◆ **Raw data**
※ ※ ※

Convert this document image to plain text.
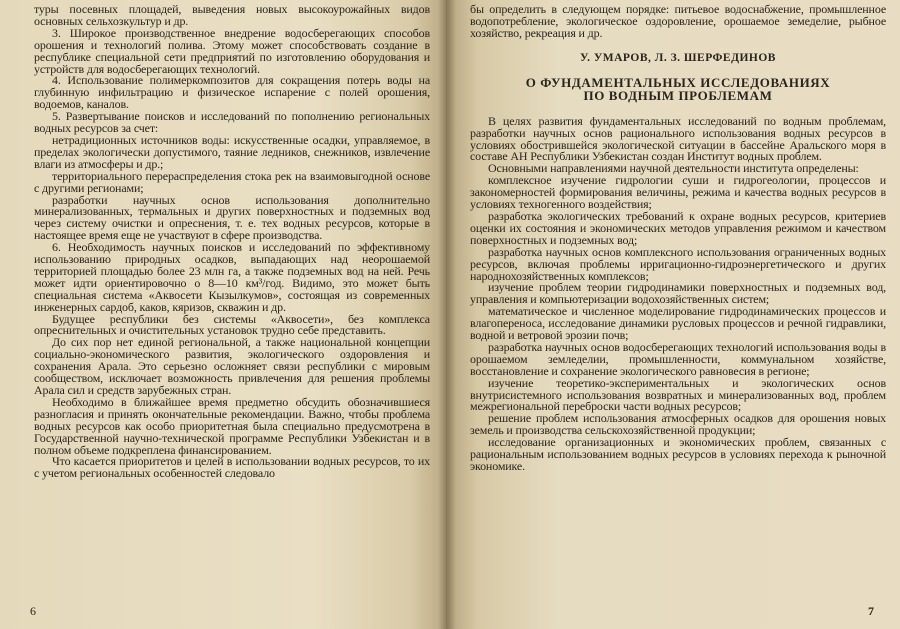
туры посевных площадей, выведения новых высокоурожайных видов основных сельхозкультур и др.

3. Широкое производственное внедрение водосберегающих способов орошения и технологий полива. Этому может способствовать создание в республике специальной сети предприятий по изготовлению оборудования и устройств для водосберегающих технологий.

4. Использование полимеркомпозитов для сокращения потерь воды на глубинную инфильтрацию и физическое испарение с полей орошения, водоемов, каналов.

5. Развертывание поисков и исследований по пополнению региональных водных ресурсов за счет:

нетрадиционных источников воды: искусственные осадки, управляемое, в пределах экологически допустимого, таяние ледников, снежников, извлечение влаги из атмосферы и др.;

территориального перераспределения стока рек на взаимовыгодной основе с другими регионами;

разработки научных основ использования дополнительно минерализованных, термальных и других поверхностных и подземных вод через систему очистки и опреснения, т. е. тех водных ресурсов, которые в настоящее время еще не участвуют в сфере производства.

6. Необходимость научных поисков и исследований по эффективному использованию природных осадков, выпадающих над неорошаемой территорией площадью более 23 млн га, а также подземных вод на ней. Речь может идти ориентировочно о 8—10 км³/год. Видимо, это может быть специальная система «Аквосети Кызылкумов», состоящая из современных инженерных сардоб, каков, кяризов, скважин и др.

Будущее республики без системы «Аквосети», без комплекса опреснительных и очистительных установок трудно себе представить.

До сих пор нет единой региональной, а также национальной концепции социально-экономического развития, экологического оздоровления и сохранения Арала. Это серьезно осложняет связи республики с мировым сообществом, исключает возможность привлечения для решения проблемы Арала сил и средств зарубежных стран.

Необходимо в ближайшее время предметно обсудить обозначившиеся разногласия и принять окончательные рекомендации. Важно, чтобы проблема водных ресурсов как особо приоритетная была специально предусмотрена в Государственной научно-технической программе Республики Узбекистан и в полном объеме подкреплена финансированием.

Что касается приоритетов и целей в использовании водных ресурсов, то их с учетом региональных особенностей следовало

6

бы определить в следующем порядке: питьевое водоснабжение, промышленное водопотребление, экологическое оздоровление, орошаемое земеделие, рыбное хозяйство, рекреация и др.

У. УМАРОВ, Л. З. ШЕРФЕДИНОВ
О ФУНДАМЕНТАЛЬНЫХ ИССЛЕДОВАНИЯХ
ПО ВОДНЫМ ПРОБЛЕМАМ

В целях развития фундаментальных исследований по водным проблемам, разработки научных основ рационального использования водных ресурсов в условиях обострившейся экологической ситуации в бассейне Аральского моря в составе АН Республики Узбекистан создан Институт водных проблем.

Основными направлениями научной деятельности института определены:

комплексное изучение гидрологии суши и гидрогеологии, процессов и закономерностей формирования величины, режима и качества водных ресурсов в условиях техногенного воздействия;

разработка экологических требований к охране водных ресурсов, критериев оценки их состояния и экономических методов управления режимом и качеством поверхностных и подземных вод;

разработка научных основ комплексного использования ограниченных водных ресурсов, включая проблемы ирригационно-гидроэнергетического и других народнохозяйственных комплексов;

изучение проблем теории гидродинамики поверхностных и подземных вод, управления и компьютеризации водохозяйственных систем;

математическое и численное моделирование гидродинамических процессов и влагопереноса, исследование динамики русловых процессов и речной гидравлики, водной и ветровой эрозии почв;

разработка научных основ водосберегающих технологий использования воды в орошаемом земледелии, промышленности, коммунальном хозяйстве, восстановление и сохранение экологического равновесия в регионе;

изучение теоретико-экспериментальных и экологических основ внутрисистемного использования возвратных и минерализованных вод, проблем межрегиональной переброски части водных ресурсов;

решение проблем использования атмосферных осадков для орошения новых земель и производства сельскохозяйственной продукции;

исследование организационных и экономических проблем, связанных с рациональным использованием водных ресурсов в условиях перехода к рыночной экономике.

7
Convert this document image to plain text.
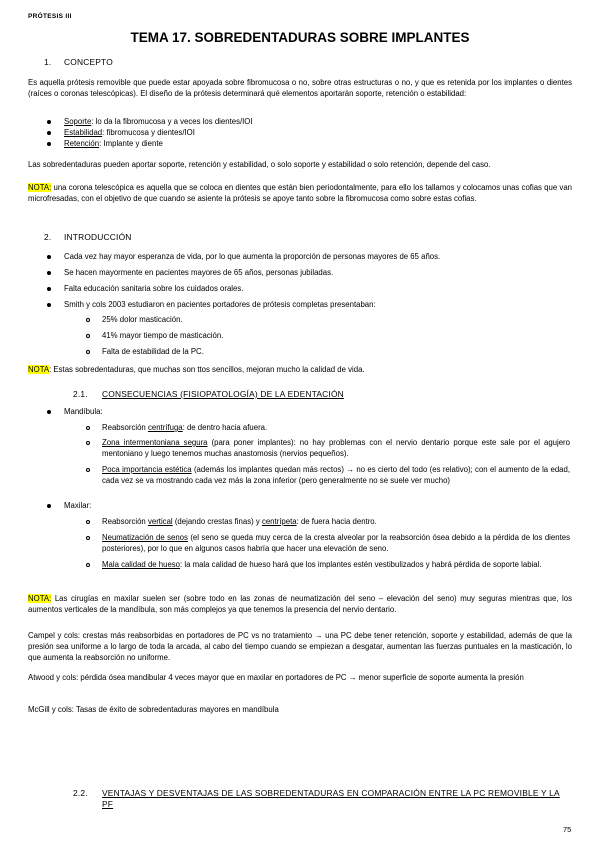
PRÓTESIS III
TEMA 17. SOBREDENTADURAS SOBRE IMPLANTES
1. CONCEPTO
Es aquella prótesis removible que puede estar apoyada sobre fibromucosa o no, sobre otras estructuras o no, y que es retenida por los implantes o dientes (raíces o coronas telescópicas). El diseño de la prótesis determinará qué elementos aportarán soporte, retención o estabilidad:
Soporte: lo da la fibromucosa y a veces los dientes/IOI
Estabilidad: fibromucosa y dientes/IOI
Retención: Implante y diente
Las sobredentaduras pueden aportar soporte, retención y estabilidad, o solo soporte y estabilidad o solo retención, depende del caso.
NOTA: una corona telescópica es aquella que se coloca en dientes que están bien periodontalmente, para ello los tallamos y colocamos unas cofias que van microfresadas, con el objetivo de que cuando se asiente la prótesis se apoye tanto sobre la fibromucosa como sobre estas cofias.
2. INTRODUCCIÓN
Cada vez hay mayor esperanza de vida, por lo que aumenta la proporción de personas mayores de 65 años.
Se hacen mayormente en pacientes mayores de 65 años, personas jubiladas.
Falta educación sanitaria sobre los cuidados orales.
Smith y cols 2003 estudiaron en pacientes portadores de prótesis completas presentaban:
25% dolor masticación.
41% mayor tiempo de masticación.
Falta de estabilidad de la PC.
NOTA: Estas sobredentaduras, que muchas son ttos sencillos, mejoran mucho la calidad de vida.
2.1. CONSECUENCIAS (FISIOPATOLOGÍA) DE LA EDENTACIÓN
Mandíbula:
Reabsorción centrífuga: de dentro hacia afuera.
Zona intermentoniana segura (para poner implantes): no hay problemas con el nervio dentario porque este sale por el agujero mentoniano y luego tenemos muchas anastomosis (nervios pequeños).
Poca importancia estética (además los implantes quedan más rectos) → no es cierto del todo (es relativo); con el aumento de la edad, cada vez se va mostrando cada vez más la zona inferior (pero generalmente no se suele ver mucho)
Maxilar:
Reabsorción vertical (dejando crestas finas) y centrípeta: de fuera hacia dentro.
Neumatización de senos (el seno se queda muy cerca de la cresta alveolar por la reabsorción ósea debido a la pérdida de los dientes posteriores), por lo que en algunos casos habría que hacer una elevación de seno.
Mala calidad de hueso: la mala calidad de hueso hará que los implantes estén vestibulizados y habrá pérdida de soporte labial.
NOTA: Las cirugías en maxilar suelen ser (sobre todo en las zonas de neumatización del seno – elevación del seno) muy seguras mientras que, los aumentos verticales de la mandíbula, son más complejos ya que tenemos la presencia del nervio dentario.
Campel y cols: crestas más reabsorbidas en portadores de PC vs no tratamiento → una PC debe tener retención, soporte y estabilidad, además de que la presión sea uniforme a lo largo de toda la arcada, al cabo del tiempo cuando se empiezan a desgatar, aumentan las fuerzas puntuales en la masticación, lo que aumenta la reabsorción no uniforme.
Atwood y cols: pérdida ósea mandibular 4 veces mayor que en maxilar en portadores de PC → menor superficie de soporte aumenta la presión
McGill y cols: Tasas de éxito de sobredentaduras mayores en mandíbula
2.2. VENTAJAS Y DESVENTAJAS DE LAS SOBREDENTADURAS EN COMPARACIÓN ENTRE LA PC REMOVIBLE Y LA PF
75
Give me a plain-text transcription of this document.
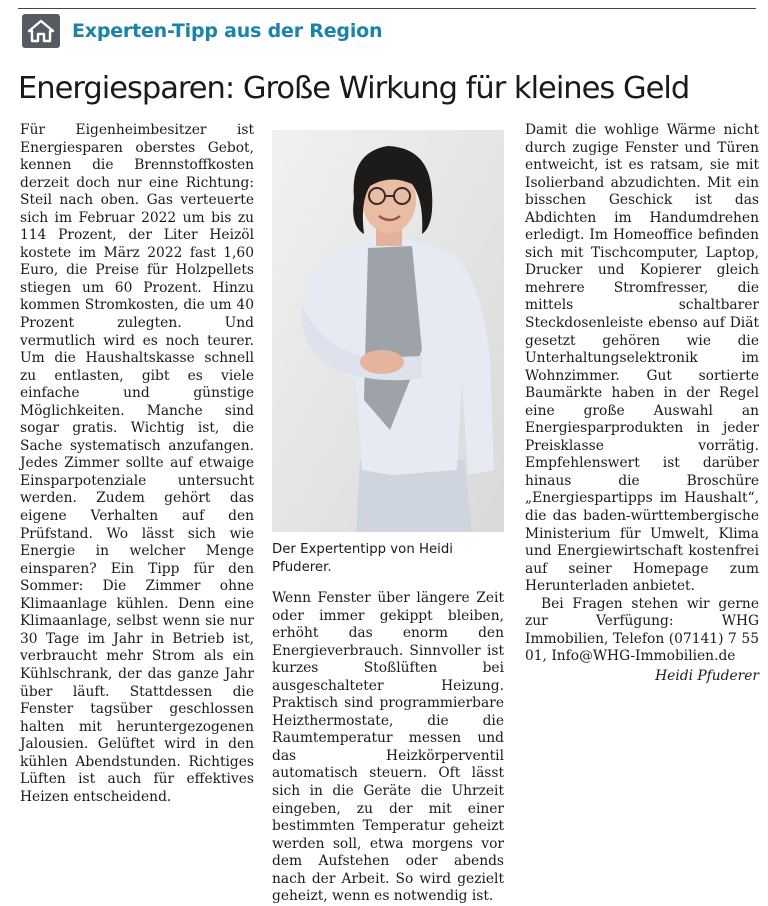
Experten-Tipp aus der Region
Energiesparen: Große Wirkung für kleines Geld

Für Eigenheimbesitzer ist Energiesparen oberstes Gebot, kennen die Brennstoffkosten derzeit doch nur eine Richtung: Steil nach oben. Gas verteuerte sich im Februar 2022 um bis zu 114 Prozent, der Liter Heizöl kostete im März 2022 fast 1,60 Euro, die Preise für Holzpellets stiegen um 60 Prozent. Hinzu kommen Stromkosten, die um 40 Prozent zulegten. Und vermutlich wird es noch teurer. Um die Haushaltskasse schnell zu entlasten, gibt es viele einfache und günstige Möglichkeiten. Manche sind sogar gratis. Wichtig ist, die Sache systematisch anzufangen. Jedes Zimmer sollte auf etwaige Einsparpotenziale untersucht werden. Zudem gehört das eigene Verhalten auf den Prüfstand. Wo lässt sich wie Energie in welcher Menge einsparen? Ein Tipp für den Sommer: Die Zimmer ohne Klimaanlage kühlen. Denn eine Klimaanlage, selbst wenn sie nur 30 Tage im Jahr in Betrieb ist, verbraucht mehr Strom als ein Kühlschrank, der das ganze Jahr über läuft. Stattdessen die Fenster tagsüber geschlossen halten mit heruntergezogenen Jalousien. Gelüftet wird in den kühlen Abendstunden. Richtiges Lüften ist auch für effektives Heizen entscheidend.

Der Expertentipp von Heidi Pfuderer.

Wenn Fenster über längere Zeit oder immer gekippt bleiben, erhöht das enorm den Energieverbrauch. Sinnvoller ist kurzes Stoßlüften bei ausgeschalteter Heizung. Praktisch sind programmierbare Heizthermostate, die die Raumtemperatur messen und das Heizkörperventil automatisch steuern. Oft lässt sich in die Geräte die Uhrzeit eingeben, zu der mit einer bestimmten Temperatur geheizt werden soll, etwa morgens vor dem Aufstehen oder abends nach der Arbeit. So wird gezielt geheizt, wenn es notwendig ist.

Damit die wohlige Wärme nicht durch zugige Fenster und Türen entweicht, ist es ratsam, sie mit Isolierband abzudichten. Mit ein bisschen Geschick ist das Abdichten im Handumdrehen erledigt. Im Homeoffice befinden sich mit Tischcomputer, Laptop, Drucker und Kopierer gleich mehrere Stromfresser, die mittels schaltbarer Steckdosenleiste ebenso auf Diät gesetzt gehören wie die Unterhaltungselektronik im Wohnzimmer. Gut sortierte Baumärkte haben in der Regel eine große Auswahl an Energiesparprodukten in jeder Preisklasse vorrätig. Empfehlenswert ist darüber hinaus die Broschüre „Energiespartipps im Haushalt“, die das baden-württembergische Ministerium für Umwelt, Klima und Energiewirtschaft kostenfrei auf seiner Homepage zum Herunterladen anbietet.

Bei Fragen stehen wir gerne zur Verfügung: WHG Immobilien, Telefon (07141) 7 55 01, Info@WHG-Immobilien.de

Heidi Pfuderer
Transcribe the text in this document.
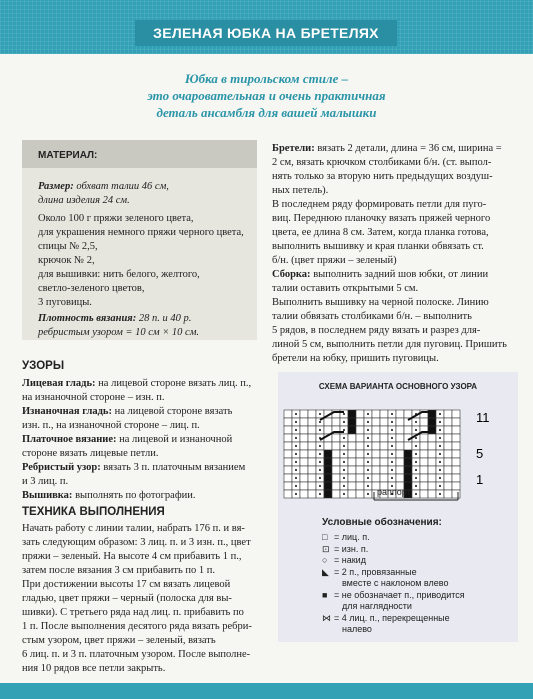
ЗЕЛЕНАЯ ЮБКА НА БРЕТЕЛЯХ
Юбка в тирольском стиле –
это очаровательная и очень практичная
деталь ансамбля для вашей малышки
МАТЕРИАЛ:
Размер: обхват талии 46 см,
длина изделия 24 см.
Около 100 г пряжи зеленого цвета,
для украшения немного пряжи черного цвета,
спицы № 2,5,
крючок № 2,
для вышивки: нить белого, желтого,
светло-зеленого цветов,
3 пуговицы.
Плотность вязания: 28 п. и 40 р.
ребристым узором = 10 см × 10 см.
УЗОРЫ
Лицевая гладь: на лицевой стороне вязать лиц. п.,
на изнаночной стороне – изн. п.
Изнаночная гладь: на лицевой стороне вязать
изн. п., на изнаночной стороне – лиц. п.
Платочное вязание: на лицевой и изнаночной
стороне вязать лицевые петли.
Ребристый узор: вязать 3 п. платочным вязанием
и 3 лиц. п.
Вышивка: выполнять по фотографии.
ТЕХНИКА ВЫПОЛНЕНИЯ
Начать работу с линии талии, набрать 176 п. и вя-
зать следующим образом: 3 лиц. п. и 3 изн. п., цвет
пряжи – зеленый. На высоте 4 см прибавить 1 п.,
затем после вязания 3 см прибавить по 1 п.
При достижении высоты 17 см вязать лицевой
гладью, цвет пряжи – черный (полоска для вы-
шивки). С третьего ряда над лиц. п. прибавить по
1 п. После выполнения десятого ряда вязать ребри-
стым узором, цвет пряжи – зеленый, вязать
6 лиц. п. и 3 п. платочным узором. После выполне-
ния 10 рядов все петли закрыть.
Бретели: вязать 2 детали, длина = 36 см, ширина =
2 см, вязать крючком столбиками б/н. (ст. выпол-
нять только за вторую нить предыдущих воздуш-
ных петель).
В последнем ряду формировать петли для пуго-
виц. Переднюю планочку вязать пряжей черного
цвета, ее длина 8 см. Затем, когда планка готова,
выполнить вышивку и края планки обвязать ст.
б/н. (цвет пряжи – зеленый)
Сборка: выполнить задний шов юбки, от линии
талии оставить открытыми 5 см.
Выполнить вышивку на черной полоске. Линию
талии обвязать столбиками б/н. – выполнить
5 рядов, в последнем ряду вязать и разрез для-
линой 5 см, выполнить петли для пуговиц. Пришить
бретели на юбку, пришить пуговицы.
СХЕМА ВАРИАНТА ОСНОВНОГО УЗОРА
11
5
1
раппорт
Условные обозначения:
□ = лиц. п.
⊡ = изн. п.
○ = накид
◣ = 2 п., провязанные
вместе с наклоном влево
■ = не обозначает п., приводится
для наглядности
⋈ = 4 лиц. п., перекрещенные
налево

※ ※ ※

Look through the entries above; copy every line holding the string "ряда".

шивки). С третьего ряда над лиц. п. прибавить по
1 п. После выполнения десятого ряда вязать ребри-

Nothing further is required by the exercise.